§ **Challenge**:
Every entry that follows should be repeated exactly; drop the images.

Recorded data:
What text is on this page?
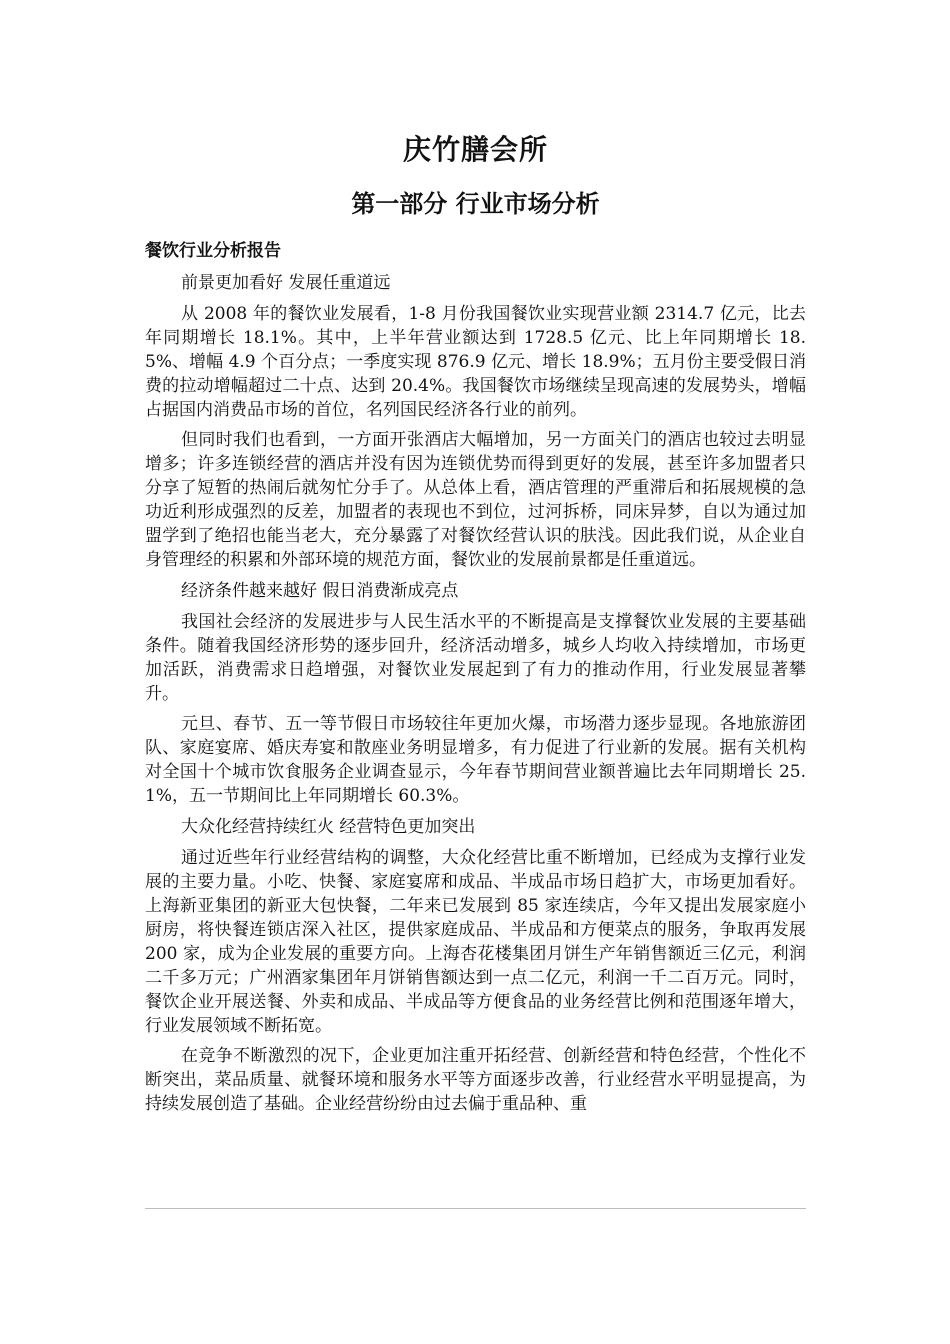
庆竹膳会所
第一部分 行业市场分析
餐饮行业分析报告

前景更加看好 发展任重道远

从 2008 年的餐饮业发展看，1-8 月份我国餐饮业实现营业额 2314.7 亿元，比去年同期增长 18.1%。其中，上半年营业额达到 1728.5 亿元、比上年同期增长 18.5%、增幅 4.9 个百分点；一季度实现 876.9 亿元、增长 18.9%；五月份主要受假日消费的拉动增幅超过二十点、达到 20.4%。我国餐饮市场继续呈现高速的发展势头，增幅占据国内消费品市场的首位，名列国民经济各行业的前列。

但同时我们也看到，一方面开张酒店大幅增加，另一方面关门的酒店也较过去明显增多；许多连锁经营的酒店并没有因为连锁优势而得到更好的发展，甚至许多加盟者只分享了短暂的热闹后就匆忙分手了。从总体上看，酒店管理的严重滞后和拓展规模的急功近利形成强烈的反差，加盟者的表现也不到位，过河拆桥，同床异梦，自以为通过加盟学到了绝招也能当老大，充分暴露了对餐饮经营认识的肤浅。因此我们说，从企业自身管理经的积累和外部环境的规范方面，餐饮业的发展前景都是任重道远。

经济条件越来越好 假日消费渐成亮点

我国社会经济的发展进步与人民生活水平的不断提高是支撑餐饮业发展的主要基础条件。随着我国经济形势的逐步回升，经济活动增多，城乡人均收入持续增加，市场更加活跃，消费需求日趋增强，对餐饮业发展起到了有力的推动作用，行业发展显著攀升。

元旦、春节、五一等节假日市场较往年更加火爆，市场潜力逐步显现。各地旅游团队、家庭宴席、婚庆寿宴和散座业务明显增多，有力促进了行业新的发展。据有关机构对全国十个城市饮食服务企业调查显示，今年春节期间营业额普遍比去年同期增长 25.1%，五一节期间比上年同期增长 60.3%。

大众化经营持续红火 经营特色更加突出

通过近些年行业经营结构的调整，大众化经营比重不断增加，已经成为支撑行业发展的主要力量。小吃、快餐、家庭宴席和成品、半成品市场日趋扩大，市场更加看好。上海新亚集团的新亚大包快餐，二年来已发展到 85 家连续店，今年又提出发展家庭小厨房，将快餐连锁店深入社区，提供家庭成品、半成品和方便菜点的服务，争取再发展 200 家，成为企业发展的重要方向。上海杏花楼集团月饼生产年销售额近三亿元，利润二千多万元；广州酒家集团年月饼销售额达到一点二亿元，利润一千二百万元。同时，餐饮企业开展送餐、外卖和成品、半成品等方便食品的业务经营比例和范围逐年增大，行业发展领域不断拓宽。

在竞争不断激烈的况下，企业更加注重开拓经营、创新经营和特色经营，个性化不断突出，菜品质量、就餐环境和服务水平等方面逐步改善，行业经营水平明显提高，为持续发展创造了基础。企业经营纷纷由过去偏于重品种、重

§ **Expected answer**:
What text is on this page?
庆竹膳会所
第一部分 行业市场分析
餐饮行业分析报告

前景更加看好 发展任重道远

从 2008 年的餐饮业发展看，1-8 月份我国餐饮业实现营业额 2314.7 亿元，比去年同期增长 18.1%。其中，上半年营业额达到 1728.5 亿元、比上年同期增长 18.5%、增幅 4.9 个百分点；一季度实现 876.9 亿元、增长 18.9%；五月份主要受假日消费的拉动增幅超过二十点、达到 20.4%。我国餐饮市场继续呈现高速的发展势头，增幅占据国内消费品市场的首位，名列国民经济各行业的前列。

但同时我们也看到，一方面开张酒店大幅增加，另一方面关门的酒店也较过去明显增多；许多连锁经营的酒店并没有因为连锁优势而得到更好的发展，甚至许多加盟者只分享了短暂的热闹后就匆忙分手了。从总体上看，酒店管理的严重滞后和拓展规模的急功近利形成强烈的反差，加盟者的表现也不到位，过河拆桥，同床异梦，自以为通过加盟学到了绝招也能当老大，充分暴露了对餐饮经营认识的肤浅。因此我们说，从企业自身管理经的积累和外部环境的规范方面，餐饮业的发展前景都是任重道远。

经济条件越来越好 假日消费渐成亮点

我国社会经济的发展进步与人民生活水平的不断提高是支撑餐饮业发展的主要基础条件。随着我国经济形势的逐步回升，经济活动增多，城乡人均收入持续增加，市场更加活跃，消费需求日趋增强，对餐饮业发展起到了有力的推动作用，行业发展显著攀升。

元旦、春节、五一等节假日市场较往年更加火爆，市场潜力逐步显现。各地旅游团队、家庭宴席、婚庆寿宴和散座业务明显增多，有力促进了行业新的发展。据有关机构对全国十个城市饮食服务企业调查显示，今年春节期间营业额普遍比去年同期增长 25.1%，五一节期间比上年同期增长 60.3%。

大众化经营持续红火 经营特色更加突出

通过近些年行业经营结构的调整，大众化经营比重不断增加，已经成为支撑行业发展的主要力量。小吃、快餐、家庭宴席和成品、半成品市场日趋扩大，市场更加看好。上海新亚集团的新亚大包快餐，二年来已发展到 85 家连续店，今年又提出发展家庭小厨房，将快餐连锁店深入社区，提供家庭成品、半成品和方便菜点的服务，争取再发展 200 家，成为企业发展的重要方向。上海杏花楼集团月饼生产年销售额近三亿元，利润二千多万元；广州酒家集团年月饼销售额达到一点二亿元，利润一千二百万元。同时，餐饮企业开展送餐、外卖和成品、半成品等方便食品的业务经营比例和范围逐年增大，行业发展领域不断拓宽。

在竞争不断激烈的况下，企业更加注重开拓经营、创新经营和特色经营，个性化不断突出，菜品质量、就餐环境和服务水平等方面逐步改善，行业经营水平明显提高，为持续发展创造了基础。企业经营纷纷由过去偏于重品种、重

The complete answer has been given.